* **REQUIREMENTS**
Answer with a single number, the count of lines holding the word "disable".

Collection entries:
·····
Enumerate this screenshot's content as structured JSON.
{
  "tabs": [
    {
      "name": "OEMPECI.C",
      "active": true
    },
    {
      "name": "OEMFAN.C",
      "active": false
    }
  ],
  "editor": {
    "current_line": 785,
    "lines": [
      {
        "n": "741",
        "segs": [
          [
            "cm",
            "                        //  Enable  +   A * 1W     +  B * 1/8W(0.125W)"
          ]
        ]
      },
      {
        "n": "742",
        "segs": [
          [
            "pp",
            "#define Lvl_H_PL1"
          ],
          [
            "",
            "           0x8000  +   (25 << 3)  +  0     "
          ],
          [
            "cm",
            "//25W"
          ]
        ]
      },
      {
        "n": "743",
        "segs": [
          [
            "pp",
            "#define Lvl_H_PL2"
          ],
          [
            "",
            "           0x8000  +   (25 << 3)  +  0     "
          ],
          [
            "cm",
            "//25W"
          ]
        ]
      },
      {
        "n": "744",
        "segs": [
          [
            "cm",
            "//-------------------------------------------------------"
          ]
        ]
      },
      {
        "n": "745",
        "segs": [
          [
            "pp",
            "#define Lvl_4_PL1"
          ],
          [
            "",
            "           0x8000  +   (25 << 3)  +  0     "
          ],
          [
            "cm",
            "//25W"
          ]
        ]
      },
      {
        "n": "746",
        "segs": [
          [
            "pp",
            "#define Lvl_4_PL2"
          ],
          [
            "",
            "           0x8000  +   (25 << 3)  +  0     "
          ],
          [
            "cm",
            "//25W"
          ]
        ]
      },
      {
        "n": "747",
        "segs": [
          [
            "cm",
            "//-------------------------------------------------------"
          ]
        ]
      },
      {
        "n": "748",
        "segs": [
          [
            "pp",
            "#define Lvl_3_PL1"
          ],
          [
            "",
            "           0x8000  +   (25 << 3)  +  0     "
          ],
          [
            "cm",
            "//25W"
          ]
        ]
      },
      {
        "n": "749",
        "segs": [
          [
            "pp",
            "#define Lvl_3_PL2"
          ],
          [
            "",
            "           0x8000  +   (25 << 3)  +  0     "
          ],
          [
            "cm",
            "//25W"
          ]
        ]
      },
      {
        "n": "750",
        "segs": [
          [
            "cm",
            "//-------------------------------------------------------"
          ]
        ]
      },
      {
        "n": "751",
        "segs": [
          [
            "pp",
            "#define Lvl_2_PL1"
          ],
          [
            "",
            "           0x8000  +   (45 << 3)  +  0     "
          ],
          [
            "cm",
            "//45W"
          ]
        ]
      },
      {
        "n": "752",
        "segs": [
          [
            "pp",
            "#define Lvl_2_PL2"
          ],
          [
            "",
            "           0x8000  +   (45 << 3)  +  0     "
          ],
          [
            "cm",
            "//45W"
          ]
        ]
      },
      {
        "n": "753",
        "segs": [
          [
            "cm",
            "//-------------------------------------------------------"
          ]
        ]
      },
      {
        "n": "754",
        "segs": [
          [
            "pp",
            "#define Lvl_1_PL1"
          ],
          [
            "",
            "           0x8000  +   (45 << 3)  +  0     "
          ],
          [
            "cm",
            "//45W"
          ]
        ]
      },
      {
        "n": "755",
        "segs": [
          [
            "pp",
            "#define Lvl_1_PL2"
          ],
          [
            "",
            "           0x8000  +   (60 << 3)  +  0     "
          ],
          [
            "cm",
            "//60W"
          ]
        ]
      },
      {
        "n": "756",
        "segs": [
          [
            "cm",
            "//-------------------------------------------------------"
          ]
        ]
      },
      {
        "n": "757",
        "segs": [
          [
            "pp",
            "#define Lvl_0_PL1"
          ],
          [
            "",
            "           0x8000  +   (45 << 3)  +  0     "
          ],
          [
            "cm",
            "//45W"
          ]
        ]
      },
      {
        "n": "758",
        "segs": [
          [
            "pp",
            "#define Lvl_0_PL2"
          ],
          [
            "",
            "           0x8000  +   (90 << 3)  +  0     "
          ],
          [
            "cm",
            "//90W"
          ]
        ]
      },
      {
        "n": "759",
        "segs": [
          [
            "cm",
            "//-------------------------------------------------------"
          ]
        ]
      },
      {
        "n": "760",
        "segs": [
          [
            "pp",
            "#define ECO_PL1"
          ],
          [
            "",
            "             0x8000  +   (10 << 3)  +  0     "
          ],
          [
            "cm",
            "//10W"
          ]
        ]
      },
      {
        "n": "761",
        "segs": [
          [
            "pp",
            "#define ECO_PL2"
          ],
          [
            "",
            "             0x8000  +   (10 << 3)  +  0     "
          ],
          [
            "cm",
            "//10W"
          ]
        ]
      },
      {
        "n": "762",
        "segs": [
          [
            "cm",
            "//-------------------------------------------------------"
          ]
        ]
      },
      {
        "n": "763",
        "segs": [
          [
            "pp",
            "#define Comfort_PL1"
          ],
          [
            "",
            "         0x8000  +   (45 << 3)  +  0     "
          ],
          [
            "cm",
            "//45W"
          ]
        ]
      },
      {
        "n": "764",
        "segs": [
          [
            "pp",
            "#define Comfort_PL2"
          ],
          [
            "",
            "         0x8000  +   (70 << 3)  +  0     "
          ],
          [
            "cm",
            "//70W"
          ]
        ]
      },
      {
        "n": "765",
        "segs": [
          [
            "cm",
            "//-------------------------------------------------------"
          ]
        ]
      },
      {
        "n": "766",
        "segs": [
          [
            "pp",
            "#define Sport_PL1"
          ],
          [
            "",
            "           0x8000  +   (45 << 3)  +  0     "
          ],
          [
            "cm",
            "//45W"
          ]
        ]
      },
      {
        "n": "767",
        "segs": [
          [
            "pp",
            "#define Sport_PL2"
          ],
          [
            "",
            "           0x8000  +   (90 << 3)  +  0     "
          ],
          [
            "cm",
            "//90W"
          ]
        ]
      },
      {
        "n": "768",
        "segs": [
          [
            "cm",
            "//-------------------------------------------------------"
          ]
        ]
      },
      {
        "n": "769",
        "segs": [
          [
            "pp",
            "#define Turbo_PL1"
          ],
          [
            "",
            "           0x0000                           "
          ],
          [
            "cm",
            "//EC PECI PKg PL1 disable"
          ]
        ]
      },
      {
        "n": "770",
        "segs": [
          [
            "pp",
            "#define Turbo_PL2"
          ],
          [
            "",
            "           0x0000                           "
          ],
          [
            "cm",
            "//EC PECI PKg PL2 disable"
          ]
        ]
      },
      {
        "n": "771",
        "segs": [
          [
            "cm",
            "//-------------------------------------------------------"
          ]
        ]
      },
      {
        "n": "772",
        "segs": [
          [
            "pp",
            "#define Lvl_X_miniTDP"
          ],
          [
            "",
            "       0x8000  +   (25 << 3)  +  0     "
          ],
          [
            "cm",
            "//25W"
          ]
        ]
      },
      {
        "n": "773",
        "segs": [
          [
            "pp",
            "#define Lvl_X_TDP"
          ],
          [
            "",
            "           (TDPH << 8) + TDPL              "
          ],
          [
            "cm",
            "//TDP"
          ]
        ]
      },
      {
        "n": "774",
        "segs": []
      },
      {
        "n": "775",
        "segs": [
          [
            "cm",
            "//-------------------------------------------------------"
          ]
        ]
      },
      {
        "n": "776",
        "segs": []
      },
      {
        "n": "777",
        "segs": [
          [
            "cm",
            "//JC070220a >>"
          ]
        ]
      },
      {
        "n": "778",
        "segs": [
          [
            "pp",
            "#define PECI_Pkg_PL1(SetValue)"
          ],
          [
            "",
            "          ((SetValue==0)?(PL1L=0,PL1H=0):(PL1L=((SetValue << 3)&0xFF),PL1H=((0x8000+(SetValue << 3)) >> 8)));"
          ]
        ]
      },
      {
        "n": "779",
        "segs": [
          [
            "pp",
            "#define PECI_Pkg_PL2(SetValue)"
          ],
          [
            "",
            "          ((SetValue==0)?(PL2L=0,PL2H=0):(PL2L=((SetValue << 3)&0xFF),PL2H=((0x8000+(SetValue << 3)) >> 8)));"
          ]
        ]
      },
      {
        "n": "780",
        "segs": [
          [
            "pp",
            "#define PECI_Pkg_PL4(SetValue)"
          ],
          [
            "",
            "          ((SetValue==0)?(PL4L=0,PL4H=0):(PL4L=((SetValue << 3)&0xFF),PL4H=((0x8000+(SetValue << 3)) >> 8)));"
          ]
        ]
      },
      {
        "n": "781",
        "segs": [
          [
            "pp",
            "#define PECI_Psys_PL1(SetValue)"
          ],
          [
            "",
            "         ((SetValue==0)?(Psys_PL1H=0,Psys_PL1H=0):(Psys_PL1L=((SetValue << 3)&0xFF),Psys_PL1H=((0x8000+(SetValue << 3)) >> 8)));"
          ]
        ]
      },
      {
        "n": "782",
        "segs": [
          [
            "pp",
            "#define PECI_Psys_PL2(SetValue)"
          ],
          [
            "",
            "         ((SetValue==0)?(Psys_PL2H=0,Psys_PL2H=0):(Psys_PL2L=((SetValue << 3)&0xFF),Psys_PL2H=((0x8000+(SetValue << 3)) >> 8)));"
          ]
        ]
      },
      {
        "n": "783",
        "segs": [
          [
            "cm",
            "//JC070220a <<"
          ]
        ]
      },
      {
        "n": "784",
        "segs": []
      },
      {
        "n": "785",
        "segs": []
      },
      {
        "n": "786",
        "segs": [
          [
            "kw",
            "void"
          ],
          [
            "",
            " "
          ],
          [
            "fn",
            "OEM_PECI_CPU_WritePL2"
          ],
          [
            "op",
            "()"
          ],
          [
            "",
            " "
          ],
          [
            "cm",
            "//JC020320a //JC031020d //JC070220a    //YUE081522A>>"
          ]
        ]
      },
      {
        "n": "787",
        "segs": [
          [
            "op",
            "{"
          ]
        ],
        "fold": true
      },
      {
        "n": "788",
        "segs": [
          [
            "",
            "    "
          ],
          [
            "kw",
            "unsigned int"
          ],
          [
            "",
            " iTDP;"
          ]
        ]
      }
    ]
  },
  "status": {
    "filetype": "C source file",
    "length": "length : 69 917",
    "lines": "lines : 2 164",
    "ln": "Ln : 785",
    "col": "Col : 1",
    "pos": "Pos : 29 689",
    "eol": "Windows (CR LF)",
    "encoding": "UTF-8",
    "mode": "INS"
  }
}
·····
* **SOLUTION FOR THIS PROBLEM**
2